■ **What is expected**: Count the lines below that contain the word "بماء", and reply with only that number.

* begin Provided data *

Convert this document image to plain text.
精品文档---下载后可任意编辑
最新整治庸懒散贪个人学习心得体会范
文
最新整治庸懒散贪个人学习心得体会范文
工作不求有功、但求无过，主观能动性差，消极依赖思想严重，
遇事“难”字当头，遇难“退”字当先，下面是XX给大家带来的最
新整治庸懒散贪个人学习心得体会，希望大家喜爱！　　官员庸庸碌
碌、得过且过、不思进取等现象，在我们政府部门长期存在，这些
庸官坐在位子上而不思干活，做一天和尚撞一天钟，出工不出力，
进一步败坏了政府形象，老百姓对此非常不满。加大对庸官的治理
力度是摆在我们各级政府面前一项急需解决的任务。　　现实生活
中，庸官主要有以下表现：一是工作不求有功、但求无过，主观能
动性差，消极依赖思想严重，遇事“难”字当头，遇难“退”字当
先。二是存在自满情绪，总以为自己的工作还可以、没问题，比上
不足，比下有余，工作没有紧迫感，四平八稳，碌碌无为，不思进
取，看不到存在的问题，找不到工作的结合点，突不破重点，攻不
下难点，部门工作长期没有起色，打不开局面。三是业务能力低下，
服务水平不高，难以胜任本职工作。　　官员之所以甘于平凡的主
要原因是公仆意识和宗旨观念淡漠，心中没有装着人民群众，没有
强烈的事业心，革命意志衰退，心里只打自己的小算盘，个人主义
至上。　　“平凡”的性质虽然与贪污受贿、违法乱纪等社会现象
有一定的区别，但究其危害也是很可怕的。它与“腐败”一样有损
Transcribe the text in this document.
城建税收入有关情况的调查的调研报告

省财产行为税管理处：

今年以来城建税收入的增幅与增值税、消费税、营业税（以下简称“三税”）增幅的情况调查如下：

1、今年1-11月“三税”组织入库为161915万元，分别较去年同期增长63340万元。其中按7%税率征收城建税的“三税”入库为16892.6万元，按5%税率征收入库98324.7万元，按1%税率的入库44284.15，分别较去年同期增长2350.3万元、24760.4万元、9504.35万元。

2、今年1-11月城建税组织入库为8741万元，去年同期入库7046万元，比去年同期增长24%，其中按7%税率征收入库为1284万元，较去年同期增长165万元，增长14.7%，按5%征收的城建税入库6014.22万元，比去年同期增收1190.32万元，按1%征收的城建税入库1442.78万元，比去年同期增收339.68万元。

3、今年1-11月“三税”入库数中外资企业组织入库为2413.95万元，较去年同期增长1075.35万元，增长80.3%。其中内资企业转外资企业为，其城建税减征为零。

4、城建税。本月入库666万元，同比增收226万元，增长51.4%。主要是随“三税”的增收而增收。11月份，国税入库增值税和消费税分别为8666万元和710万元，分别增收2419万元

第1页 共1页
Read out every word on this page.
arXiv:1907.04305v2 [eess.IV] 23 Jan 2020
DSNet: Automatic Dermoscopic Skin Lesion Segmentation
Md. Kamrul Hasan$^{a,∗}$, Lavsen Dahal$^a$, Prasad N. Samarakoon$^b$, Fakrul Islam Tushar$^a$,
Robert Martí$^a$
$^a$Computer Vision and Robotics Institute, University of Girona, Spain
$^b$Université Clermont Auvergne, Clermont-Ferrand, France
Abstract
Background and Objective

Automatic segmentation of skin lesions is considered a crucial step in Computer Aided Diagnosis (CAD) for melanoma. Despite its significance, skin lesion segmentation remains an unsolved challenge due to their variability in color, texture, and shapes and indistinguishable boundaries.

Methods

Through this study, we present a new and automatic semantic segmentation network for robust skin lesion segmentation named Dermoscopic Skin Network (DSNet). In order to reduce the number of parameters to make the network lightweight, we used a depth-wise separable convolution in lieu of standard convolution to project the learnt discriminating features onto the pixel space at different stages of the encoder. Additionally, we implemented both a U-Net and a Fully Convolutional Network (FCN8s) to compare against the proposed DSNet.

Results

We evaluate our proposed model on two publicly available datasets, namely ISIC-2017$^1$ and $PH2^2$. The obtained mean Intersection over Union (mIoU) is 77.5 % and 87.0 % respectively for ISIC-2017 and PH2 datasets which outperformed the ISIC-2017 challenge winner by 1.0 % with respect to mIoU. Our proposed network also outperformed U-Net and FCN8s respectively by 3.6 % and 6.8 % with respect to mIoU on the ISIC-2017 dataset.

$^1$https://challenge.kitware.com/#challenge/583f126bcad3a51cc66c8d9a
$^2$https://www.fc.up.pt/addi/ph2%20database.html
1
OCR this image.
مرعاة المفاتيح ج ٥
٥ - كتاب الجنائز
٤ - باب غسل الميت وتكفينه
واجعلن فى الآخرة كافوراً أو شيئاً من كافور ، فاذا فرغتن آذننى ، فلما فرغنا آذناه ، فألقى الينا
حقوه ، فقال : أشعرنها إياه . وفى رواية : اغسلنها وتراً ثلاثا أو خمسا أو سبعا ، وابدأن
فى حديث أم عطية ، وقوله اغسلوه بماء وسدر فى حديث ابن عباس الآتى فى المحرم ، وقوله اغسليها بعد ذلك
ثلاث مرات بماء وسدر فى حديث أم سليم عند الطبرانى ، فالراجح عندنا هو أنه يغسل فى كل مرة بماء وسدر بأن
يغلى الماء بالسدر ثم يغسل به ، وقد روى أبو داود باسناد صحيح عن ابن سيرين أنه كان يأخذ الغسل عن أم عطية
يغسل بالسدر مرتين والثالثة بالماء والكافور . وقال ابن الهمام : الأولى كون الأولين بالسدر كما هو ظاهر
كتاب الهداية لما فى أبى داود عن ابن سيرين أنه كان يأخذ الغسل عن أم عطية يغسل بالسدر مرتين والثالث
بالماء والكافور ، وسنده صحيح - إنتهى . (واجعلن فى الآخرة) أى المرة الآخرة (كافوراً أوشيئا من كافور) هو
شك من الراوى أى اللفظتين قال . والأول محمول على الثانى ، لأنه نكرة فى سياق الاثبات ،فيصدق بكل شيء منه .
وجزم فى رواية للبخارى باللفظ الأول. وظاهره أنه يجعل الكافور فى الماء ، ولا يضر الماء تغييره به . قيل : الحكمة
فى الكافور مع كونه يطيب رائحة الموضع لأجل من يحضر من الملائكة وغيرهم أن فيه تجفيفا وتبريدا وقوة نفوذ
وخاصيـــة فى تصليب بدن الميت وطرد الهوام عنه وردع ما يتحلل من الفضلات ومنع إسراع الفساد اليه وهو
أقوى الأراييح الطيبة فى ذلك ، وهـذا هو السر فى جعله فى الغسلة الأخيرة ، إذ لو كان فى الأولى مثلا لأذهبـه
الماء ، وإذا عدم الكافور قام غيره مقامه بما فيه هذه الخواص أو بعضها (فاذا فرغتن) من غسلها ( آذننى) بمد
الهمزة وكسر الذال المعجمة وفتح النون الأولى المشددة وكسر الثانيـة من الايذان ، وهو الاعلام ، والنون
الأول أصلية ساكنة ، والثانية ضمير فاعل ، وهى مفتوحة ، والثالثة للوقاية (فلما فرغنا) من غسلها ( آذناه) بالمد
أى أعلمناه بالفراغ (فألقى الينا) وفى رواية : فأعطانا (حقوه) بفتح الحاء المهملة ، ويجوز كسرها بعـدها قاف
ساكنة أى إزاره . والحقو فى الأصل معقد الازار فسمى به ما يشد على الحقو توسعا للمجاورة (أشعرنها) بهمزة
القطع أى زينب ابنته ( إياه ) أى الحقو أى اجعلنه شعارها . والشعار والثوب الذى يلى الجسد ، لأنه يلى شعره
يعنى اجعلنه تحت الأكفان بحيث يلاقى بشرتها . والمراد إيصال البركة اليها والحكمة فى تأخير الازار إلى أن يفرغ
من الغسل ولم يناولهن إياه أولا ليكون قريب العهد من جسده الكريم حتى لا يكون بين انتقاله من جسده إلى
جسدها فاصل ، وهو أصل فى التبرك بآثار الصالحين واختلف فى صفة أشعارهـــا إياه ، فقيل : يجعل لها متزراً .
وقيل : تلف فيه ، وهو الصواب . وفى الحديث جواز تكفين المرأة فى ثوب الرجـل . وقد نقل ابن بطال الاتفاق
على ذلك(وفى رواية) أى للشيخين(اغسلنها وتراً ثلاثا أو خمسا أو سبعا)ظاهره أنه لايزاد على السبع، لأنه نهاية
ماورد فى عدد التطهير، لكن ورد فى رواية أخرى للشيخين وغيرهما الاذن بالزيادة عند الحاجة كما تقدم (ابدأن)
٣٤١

* end Provided data *

■ **Final answer**: 2